Task directions: Take the data below and repeat it exactly.

[Extracted data entries]
———

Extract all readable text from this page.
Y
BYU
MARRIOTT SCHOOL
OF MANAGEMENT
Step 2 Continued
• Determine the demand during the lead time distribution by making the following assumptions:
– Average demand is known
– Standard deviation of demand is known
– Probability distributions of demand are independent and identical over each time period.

———

Exercise solution:
Extract all readable text from this page.
Y
BYU
MARRIOTT SCHOOL
OF MANAGEMENT
Step 2 Continued
• Determine the demand during the lead time distribution by making the following assumptions:
– Average demand is known
– Standard deviation of demand is known
– Probability distributions of demand are independent and identical over each time period.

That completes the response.